#### ФРАГМЕНТ ТЕКСТА
=======
2.2. Независимость от политики не означает независимость от государства

Общепризнанно, что для того, чтобы быть легитимным, правосудие не должно быть политизированным. Эта проблема регулируется с помощью различных механизмов: как на институциональном уровне, в частности, благодаря гарантиям беспристрастности судей, о которых говорилось ранее, особому статусу судей, отделению правосудия от администрации, так и по существу, когда правосудию в каком-то смысле запрещается становиться настоящей властью.

Речь идет о том, что суд не вправе при отправлении правосудия принимать решения политического характера. Подобную гарантию можно обнаружить в различных правовых системах. В США это доктрина политических вопросов[99], которая была выработана Верховным судом США и согласно которой суд не должен принимать к рассмотрению жалобы, основанные на политических вопросах. В то же время не всегда легко разграничить правовые вопросы и вопросы политические, особенно когда сталкиваешься с судом, который благодаря Writ of certiatori имеет свободу усмотрения в отборе дел для рассмотрения[100]. Верховный суд США определил две ситуации, в рамках которых дело будет считаться политическим, а не правовым: 1) при отсутствии какого-либо юридического критерия, позволяющего рассмотреть дело[101]; 2) если оспариваемое решение относится к исключительной компетенции одной из ветвей власти[102].

Данный аргумент о юридическом критерии в разных формулировках встречается и во французском, и в российском праве. Скажем, можно вспомнить ст. 5 французского Гражданского кодекса, которая запрещает судьям выносить решения в виде распоряжений общего или регламентарного характера, чтобы судьи тем самым не становились законодателем. В России функция по отправлению правосудия в целом рассматривается как сугубо юридико-техническая, поскольку признаваемая за судами степень свободы толкования правовых норм весьма сильно ограничена «руководящими разъяснениями», регулярно издаваемыми Верховным Судом РФ, которые устанавливают строгие рамки для деятельности нижестоящих судов[103].
=======
#### ИСХОДНЫЕ ЗАПИСИ

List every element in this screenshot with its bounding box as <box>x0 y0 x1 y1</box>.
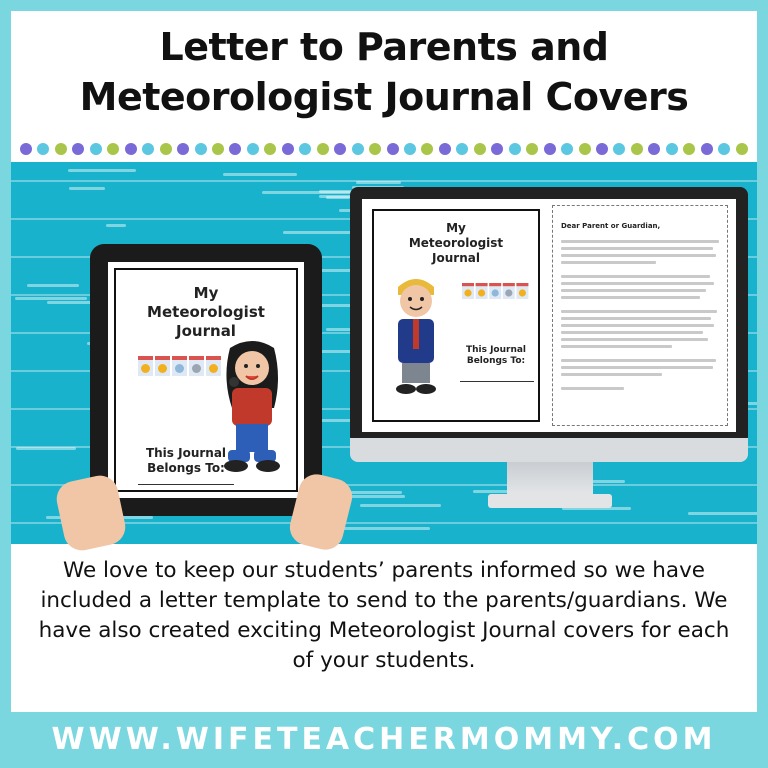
decorative-dot <box>20 143 32 155</box>
letter-greeting: Dear Parent or Guardian, <box>561 222 661 230</box>
decorative-dot <box>142 143 154 155</box>
letter-body <box>561 240 719 394</box>
decorative-dot <box>55 143 67 155</box>
letter-text-line <box>561 373 662 376</box>
decorative-dot <box>456 143 468 155</box>
cover-title-line-3: Journal <box>432 251 480 265</box>
letter-text-line <box>561 387 624 390</box>
decorative-dot <box>561 143 573 155</box>
decorative-dot <box>264 143 276 155</box>
letter-text-line <box>561 345 672 348</box>
decorative-dot <box>579 143 591 155</box>
letter-text-line <box>561 317 711 320</box>
decorative-dot <box>72 143 84 155</box>
letter-text-line <box>561 289 706 292</box>
decorative-dot <box>736 143 748 155</box>
monitor-stand <box>507 462 593 498</box>
belongs-line-2: Belongs To: <box>466 356 526 366</box>
parent-letter-page <box>552 205 728 426</box>
title-line-2: Meteorologist Journal Covers <box>79 75 689 119</box>
decorative-dot <box>352 143 364 155</box>
name-line <box>138 484 234 485</box>
cover-title-line-3: Journal <box>176 322 236 340</box>
page-title <box>11 22 757 122</box>
cover-title-line-2: Meteorologist <box>408 236 504 250</box>
decorative-dot <box>526 143 538 155</box>
cover-title-line-2: Meteorologist <box>147 303 265 321</box>
weather-icons-strip <box>138 356 221 376</box>
journal-cover-tablet <box>114 268 298 492</box>
letter-text-line <box>561 324 714 327</box>
wood-grain <box>16 447 76 450</box>
decorative-dot <box>282 143 294 155</box>
letter-text-line <box>561 261 656 264</box>
decorative-dot <box>387 143 399 155</box>
belongs-line-2: Belongs To: <box>147 461 225 475</box>
belongs-to-label <box>136 446 236 476</box>
decorative-dot <box>212 143 224 155</box>
decorative-dot <box>613 143 625 155</box>
monitor-base <box>488 494 612 508</box>
decorative-dot <box>125 143 137 155</box>
decorative-dot <box>317 143 329 155</box>
wood-grain <box>69 187 105 190</box>
decorative-dot <box>491 143 503 155</box>
decorative-dot <box>666 143 678 155</box>
letter-text-line <box>561 331 703 334</box>
decorative-dot <box>177 143 189 155</box>
decorative-dot <box>160 143 172 155</box>
letter-text-line <box>561 254 716 257</box>
decorative-dot <box>474 143 486 155</box>
wood-grain <box>360 504 441 507</box>
decorative-dot <box>718 143 730 155</box>
footer-url[interactable]: WWW.WIFETEACHERMOMMY.COM <box>51 722 717 757</box>
title-line-1: Letter to Parents and <box>159 25 609 69</box>
belongs-line-1: This Journal <box>145 446 227 460</box>
decorative-dot <box>90 143 102 155</box>
weather-icons-strip <box>462 283 528 299</box>
letter-text-line <box>561 338 708 341</box>
decorative-dot <box>701 143 713 155</box>
decorative-dots <box>20 142 748 156</box>
decorative-dot <box>648 143 660 155</box>
decorative-dot <box>107 143 119 155</box>
letter-text-line <box>561 282 714 285</box>
decorative-dot <box>683 143 695 155</box>
decorative-dot <box>544 143 556 155</box>
cover-title-line-1: My <box>193 284 219 302</box>
description-text: We love to keep our students’ parents informed so we have included a letter template to send to the parents/guardians. We have also created exciting Meteorologist Journal covers for each of your students. <box>38 558 730 673</box>
wood-grain <box>356 181 401 184</box>
tablet-device <box>90 244 322 516</box>
wood-grain <box>68 169 136 172</box>
decorative-dot <box>229 143 241 155</box>
wood-grain <box>223 173 297 176</box>
decorative-dot <box>509 143 521 155</box>
decorative-dot <box>299 143 311 155</box>
decorative-dot <box>421 143 433 155</box>
letter-text-line <box>561 275 710 278</box>
wood-grain <box>688 512 757 515</box>
cover-title-line-1: My <box>446 221 466 235</box>
wood-grain <box>331 527 430 530</box>
desktop-monitor <box>350 187 748 444</box>
decorative-dot <box>369 143 381 155</box>
tablet-screen <box>108 262 304 498</box>
decorative-dot <box>195 143 207 155</box>
wood-grain <box>15 297 87 300</box>
decorative-dot <box>439 143 451 155</box>
name-line <box>460 381 534 382</box>
wood-grain <box>106 224 126 227</box>
wood-grain <box>592 480 625 483</box>
cover-title <box>374 221 538 266</box>
letter-text-line <box>561 296 700 299</box>
letter-text-line <box>561 366 713 369</box>
decorative-dot <box>37 143 49 155</box>
wood-grain <box>27 284 79 287</box>
decorative-dot <box>404 143 416 155</box>
meteorologist-boy-illustration <box>384 269 448 399</box>
letter-text-line <box>561 240 719 243</box>
decorative-dot <box>334 143 346 155</box>
cover-title <box>116 284 296 341</box>
letter-text-line <box>561 247 713 250</box>
monitor-chin <box>350 438 748 462</box>
monitor-screen <box>362 199 736 432</box>
journal-cover-monitor <box>368 205 544 426</box>
decorative-dot <box>631 143 643 155</box>
belongs-line-1: This Journal <box>465 345 527 355</box>
letter-text-line <box>561 310 717 313</box>
decorative-dot <box>596 143 608 155</box>
letter-text-line <box>561 359 716 362</box>
decorative-dot <box>247 143 259 155</box>
belongs-to-label <box>454 345 538 367</box>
=======
#### ЗАДАНИЕ 1
Продублируйте из текста о независимости правосудия от политики отрывок от слов «Данный аргумент о» до слов «деятельности нижестоящих судов[103].» включительно.
#### ЗАДАНИЕ 2
Перепишите строки записей от строки с «decorative-dot <box>20 143 32 155</box>» до строки с «monitor-stand <box>507 462 593 498</box>» включительно, заменив в них «decorative-dot» на «ornament-dot». Остальное оставьте без изменений.

#### ГОТОВЫЙ ОТВЕТ 1
Данный аргумент о юридическом критерии в разных формулировках встречается и во французском, и в российском праве. Скажем, можно вспомнить ст. 5 французского Гражданского кодекса, которая запрещает судьям выносить решения в виде распоряжений общего или регламентарного характера, чтобы судьи тем самым не становились законодателем. В России функция по отправлению правосудия в целом рассматривается как сугубо юридико-техническая, поскольку признаваемая за судами степень свободы толкования правовых норм весьма сильно ограничена «руководящими разъяснениями», регулярно издаваемыми Верховным Судом РФ, которые устанавливают строгие рамки для деятельности нижестоящих судов[103].

#### ГОТОВЫЙ ОТВЕТ 2
ornament-dot <box>20 143 32 155</box>
letter-greeting: Dear Parent or Guardian, <box>561 222 661 230</box>
ornament-dot <box>142 143 154 155</box>
letter-body <box>561 240 719 394</box>
ornament-dot <box>55 143 67 155</box>
letter-text-line <box>561 373 662 376</box>
ornament-dot <box>456 143 468 155</box>
cover-title-line-3: Journal <box>432 251 480 265</box>
letter-text-line <box>561 387 624 390</box>
ornament-dot <box>561 143 573 155</box>
ornament-dot <box>264 143 276 155</box>
letter-text-line <box>561 345 672 348</box>
ornament-dot <box>579 143 591 155</box>
letter-text-line <box>561 317 711 320</box>
ornament-dot <box>72 143 84 155</box>
letter-text-line <box>561 289 706 292</box>
ornament-dot <box>736 143 748 155</box>
monitor-stand <box>507 462 593 498</box>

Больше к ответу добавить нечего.